**WHAT THE TASK ASKS:** Scan the material that follows. Copy every line containing the word "Podstawowa".

--- start PROVIDED MATERIAL ---

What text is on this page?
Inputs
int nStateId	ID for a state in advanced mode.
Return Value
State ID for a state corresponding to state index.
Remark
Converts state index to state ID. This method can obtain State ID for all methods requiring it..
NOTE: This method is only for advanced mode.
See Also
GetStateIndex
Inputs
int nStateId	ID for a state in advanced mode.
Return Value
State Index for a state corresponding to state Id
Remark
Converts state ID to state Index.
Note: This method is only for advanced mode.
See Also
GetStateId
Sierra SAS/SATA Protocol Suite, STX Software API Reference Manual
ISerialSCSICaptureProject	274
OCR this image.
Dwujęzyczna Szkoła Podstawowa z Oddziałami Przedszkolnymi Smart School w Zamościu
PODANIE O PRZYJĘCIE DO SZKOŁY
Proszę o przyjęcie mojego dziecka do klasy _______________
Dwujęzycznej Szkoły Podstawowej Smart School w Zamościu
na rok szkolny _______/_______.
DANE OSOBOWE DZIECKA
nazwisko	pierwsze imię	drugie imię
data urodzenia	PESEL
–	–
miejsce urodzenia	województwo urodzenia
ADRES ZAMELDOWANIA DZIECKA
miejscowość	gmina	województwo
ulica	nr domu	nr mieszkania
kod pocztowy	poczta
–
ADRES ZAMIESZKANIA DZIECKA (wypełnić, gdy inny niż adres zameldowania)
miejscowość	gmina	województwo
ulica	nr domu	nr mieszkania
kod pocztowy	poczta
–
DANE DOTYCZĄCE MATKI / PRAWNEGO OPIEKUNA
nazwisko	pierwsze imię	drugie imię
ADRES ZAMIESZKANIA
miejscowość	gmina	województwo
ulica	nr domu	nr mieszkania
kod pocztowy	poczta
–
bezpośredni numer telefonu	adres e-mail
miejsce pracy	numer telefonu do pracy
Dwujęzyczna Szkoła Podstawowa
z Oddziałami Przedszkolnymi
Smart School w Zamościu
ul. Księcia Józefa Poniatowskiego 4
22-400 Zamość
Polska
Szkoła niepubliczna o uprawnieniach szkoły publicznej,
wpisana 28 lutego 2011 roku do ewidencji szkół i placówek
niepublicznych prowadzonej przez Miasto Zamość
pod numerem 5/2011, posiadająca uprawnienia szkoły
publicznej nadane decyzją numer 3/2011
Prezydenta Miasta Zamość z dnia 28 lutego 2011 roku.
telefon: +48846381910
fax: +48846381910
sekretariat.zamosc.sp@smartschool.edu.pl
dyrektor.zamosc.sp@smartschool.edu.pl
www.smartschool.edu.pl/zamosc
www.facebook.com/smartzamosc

--- end PROVIDED MATERIAL ---

**EXERCISE RESPONSE:**
Dwujęzyczna Szkoła Podstawowa z Oddziałami Przedszkolnymi Smart School w Zamościu
Dwujęzyczna Szkoła Podstawowa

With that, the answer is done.